* start *

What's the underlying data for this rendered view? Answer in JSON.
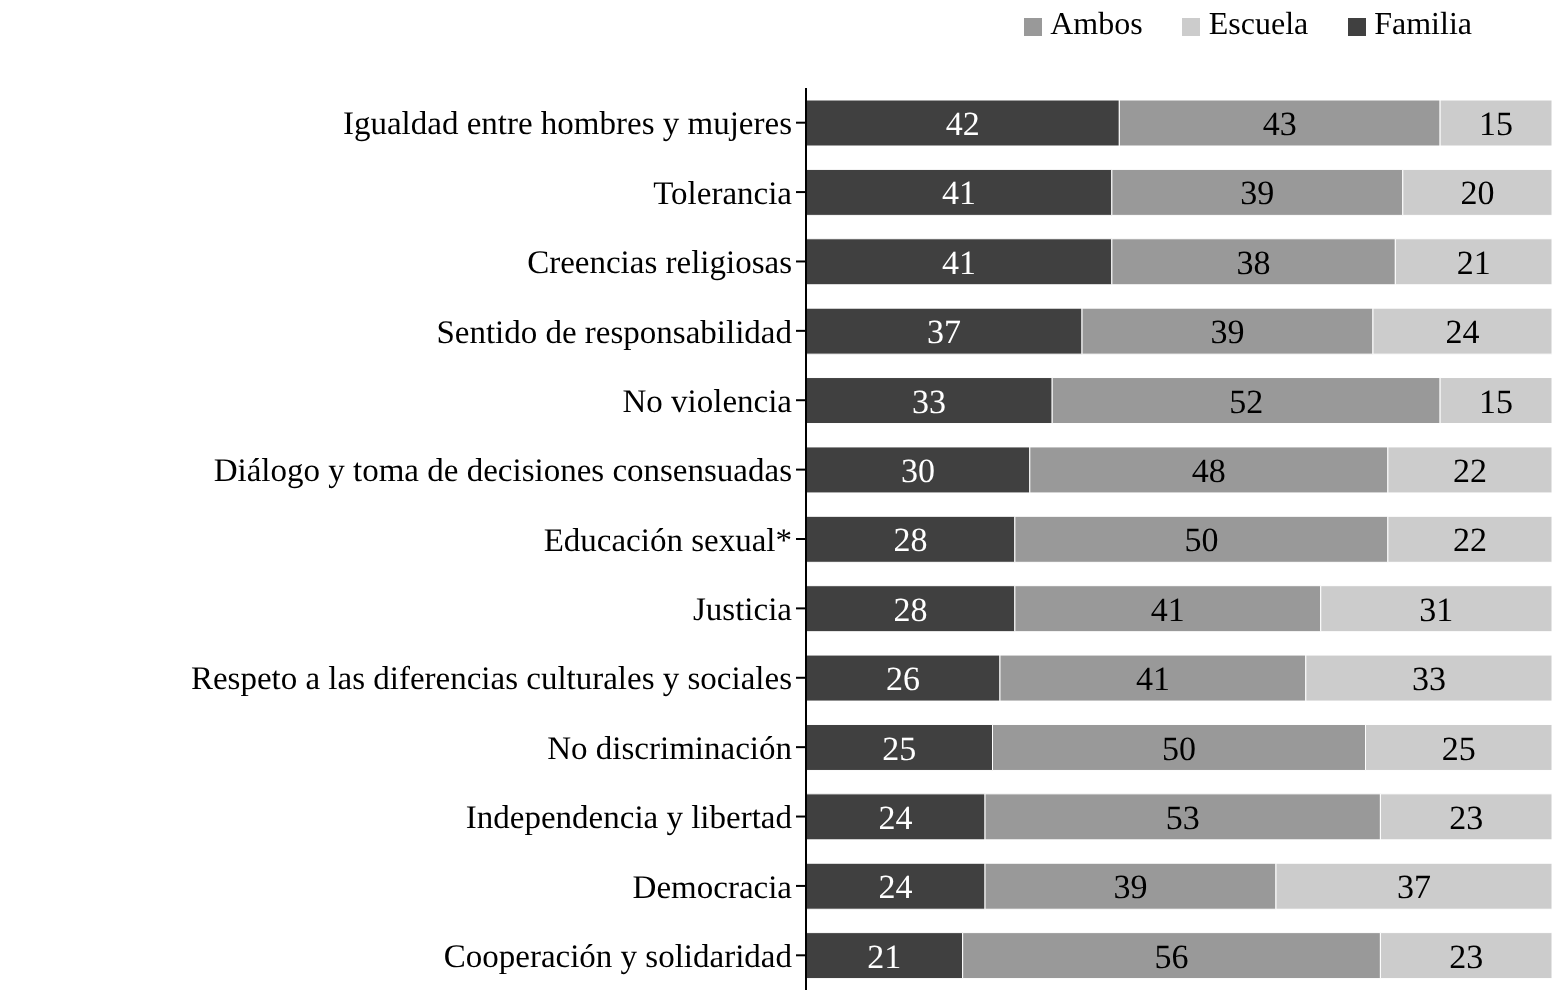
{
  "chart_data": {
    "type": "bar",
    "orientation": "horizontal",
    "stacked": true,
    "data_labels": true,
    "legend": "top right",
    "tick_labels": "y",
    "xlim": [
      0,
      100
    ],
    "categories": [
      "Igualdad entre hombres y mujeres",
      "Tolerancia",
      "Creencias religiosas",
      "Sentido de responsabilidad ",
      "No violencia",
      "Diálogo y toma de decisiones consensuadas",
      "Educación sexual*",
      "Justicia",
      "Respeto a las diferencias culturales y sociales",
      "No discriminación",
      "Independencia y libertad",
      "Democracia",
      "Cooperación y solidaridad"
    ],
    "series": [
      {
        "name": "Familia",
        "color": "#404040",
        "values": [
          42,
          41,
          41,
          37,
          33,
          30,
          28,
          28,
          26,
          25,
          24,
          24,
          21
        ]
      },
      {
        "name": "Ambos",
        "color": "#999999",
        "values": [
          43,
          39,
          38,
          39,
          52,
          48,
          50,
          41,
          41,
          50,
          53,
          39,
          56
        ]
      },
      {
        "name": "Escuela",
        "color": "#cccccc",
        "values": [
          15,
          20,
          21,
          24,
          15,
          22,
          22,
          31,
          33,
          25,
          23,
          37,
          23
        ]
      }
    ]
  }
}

* end *
* start *

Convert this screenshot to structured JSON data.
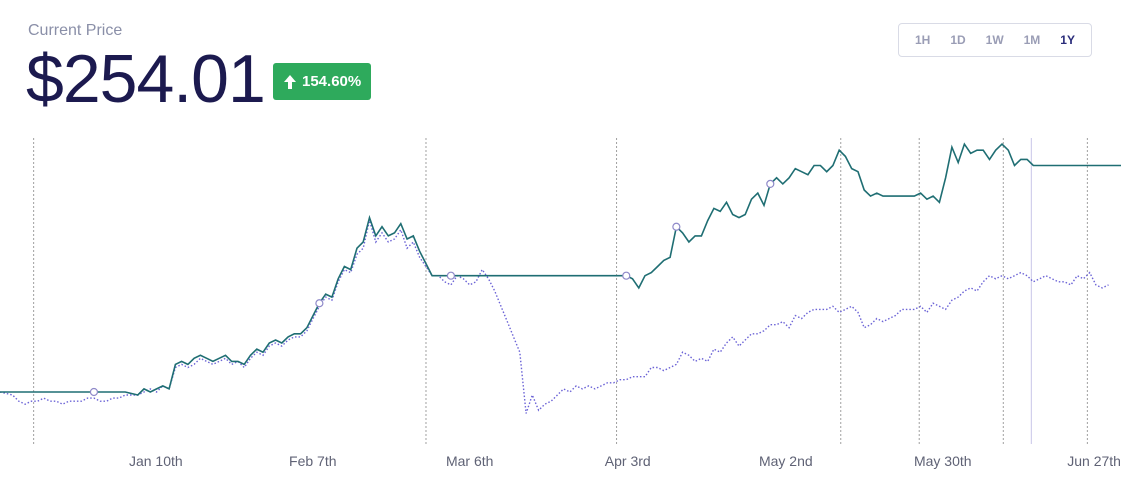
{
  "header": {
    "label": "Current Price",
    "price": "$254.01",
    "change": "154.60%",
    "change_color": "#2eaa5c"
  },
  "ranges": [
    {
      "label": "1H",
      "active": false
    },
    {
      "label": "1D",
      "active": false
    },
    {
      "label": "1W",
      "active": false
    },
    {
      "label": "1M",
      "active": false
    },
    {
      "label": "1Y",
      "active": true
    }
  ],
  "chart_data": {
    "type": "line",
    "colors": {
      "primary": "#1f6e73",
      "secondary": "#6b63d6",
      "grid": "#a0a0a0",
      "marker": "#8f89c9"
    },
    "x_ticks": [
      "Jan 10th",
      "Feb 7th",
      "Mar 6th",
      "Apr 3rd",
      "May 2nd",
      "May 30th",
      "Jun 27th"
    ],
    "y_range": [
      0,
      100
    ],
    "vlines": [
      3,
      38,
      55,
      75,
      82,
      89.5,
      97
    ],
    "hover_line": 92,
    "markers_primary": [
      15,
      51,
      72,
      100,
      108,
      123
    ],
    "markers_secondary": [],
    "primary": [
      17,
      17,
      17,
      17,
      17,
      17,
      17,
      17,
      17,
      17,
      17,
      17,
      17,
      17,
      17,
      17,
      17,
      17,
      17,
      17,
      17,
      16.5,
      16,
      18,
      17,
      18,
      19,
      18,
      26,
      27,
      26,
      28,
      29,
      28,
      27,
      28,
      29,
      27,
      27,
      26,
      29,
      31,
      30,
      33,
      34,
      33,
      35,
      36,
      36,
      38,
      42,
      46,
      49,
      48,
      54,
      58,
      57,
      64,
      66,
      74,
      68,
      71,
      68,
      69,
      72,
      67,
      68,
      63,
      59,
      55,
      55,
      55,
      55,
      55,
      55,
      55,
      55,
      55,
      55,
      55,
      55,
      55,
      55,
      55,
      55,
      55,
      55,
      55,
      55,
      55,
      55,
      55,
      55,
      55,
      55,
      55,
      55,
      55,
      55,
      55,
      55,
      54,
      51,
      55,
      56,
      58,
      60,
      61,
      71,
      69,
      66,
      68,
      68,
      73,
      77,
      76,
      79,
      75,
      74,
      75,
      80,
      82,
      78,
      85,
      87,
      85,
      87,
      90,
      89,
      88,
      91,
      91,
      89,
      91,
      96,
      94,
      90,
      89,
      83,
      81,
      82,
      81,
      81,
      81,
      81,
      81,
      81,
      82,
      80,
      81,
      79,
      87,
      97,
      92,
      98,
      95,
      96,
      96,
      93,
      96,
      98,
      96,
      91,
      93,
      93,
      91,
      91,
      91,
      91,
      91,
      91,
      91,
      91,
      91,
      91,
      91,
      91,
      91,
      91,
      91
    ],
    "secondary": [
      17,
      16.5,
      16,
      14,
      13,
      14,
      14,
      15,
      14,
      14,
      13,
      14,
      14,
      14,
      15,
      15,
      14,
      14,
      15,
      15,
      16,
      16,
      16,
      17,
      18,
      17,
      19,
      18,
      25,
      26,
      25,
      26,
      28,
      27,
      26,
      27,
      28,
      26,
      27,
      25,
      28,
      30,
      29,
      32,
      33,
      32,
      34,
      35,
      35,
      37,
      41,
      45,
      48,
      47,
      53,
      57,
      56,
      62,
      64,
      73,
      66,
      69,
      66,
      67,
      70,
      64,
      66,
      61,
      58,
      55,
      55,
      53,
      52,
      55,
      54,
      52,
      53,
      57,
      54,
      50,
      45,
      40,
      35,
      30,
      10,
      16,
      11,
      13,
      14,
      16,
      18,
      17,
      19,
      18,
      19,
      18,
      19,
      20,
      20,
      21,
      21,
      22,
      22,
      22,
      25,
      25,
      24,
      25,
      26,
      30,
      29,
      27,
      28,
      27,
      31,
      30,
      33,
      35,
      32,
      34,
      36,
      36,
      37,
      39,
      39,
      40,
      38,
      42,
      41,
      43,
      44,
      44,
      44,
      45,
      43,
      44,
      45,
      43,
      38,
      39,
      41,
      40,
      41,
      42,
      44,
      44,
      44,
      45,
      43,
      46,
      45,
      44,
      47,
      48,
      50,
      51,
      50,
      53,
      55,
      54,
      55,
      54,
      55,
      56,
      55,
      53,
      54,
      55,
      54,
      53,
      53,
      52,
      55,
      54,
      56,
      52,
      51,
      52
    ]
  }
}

* end *
* start *

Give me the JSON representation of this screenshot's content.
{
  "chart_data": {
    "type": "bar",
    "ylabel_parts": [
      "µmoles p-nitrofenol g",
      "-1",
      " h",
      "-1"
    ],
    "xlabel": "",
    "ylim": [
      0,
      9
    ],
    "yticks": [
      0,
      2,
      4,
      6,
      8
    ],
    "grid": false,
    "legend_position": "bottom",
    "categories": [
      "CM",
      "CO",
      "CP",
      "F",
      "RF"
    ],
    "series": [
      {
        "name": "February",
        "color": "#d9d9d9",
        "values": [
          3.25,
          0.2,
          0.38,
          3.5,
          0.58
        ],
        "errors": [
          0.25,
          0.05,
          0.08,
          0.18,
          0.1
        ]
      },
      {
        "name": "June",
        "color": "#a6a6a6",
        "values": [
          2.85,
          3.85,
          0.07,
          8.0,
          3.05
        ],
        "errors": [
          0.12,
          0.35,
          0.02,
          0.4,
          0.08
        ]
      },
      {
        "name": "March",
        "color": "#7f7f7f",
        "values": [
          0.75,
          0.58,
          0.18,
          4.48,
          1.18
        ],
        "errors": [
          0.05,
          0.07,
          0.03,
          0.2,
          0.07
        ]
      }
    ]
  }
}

* end *

*INSTRUCTIONS TO FOLLOW:* Exactly how many lines in the data above contain the word "name"? Respond with the number and nothing more.

*TASK RESULT:* 6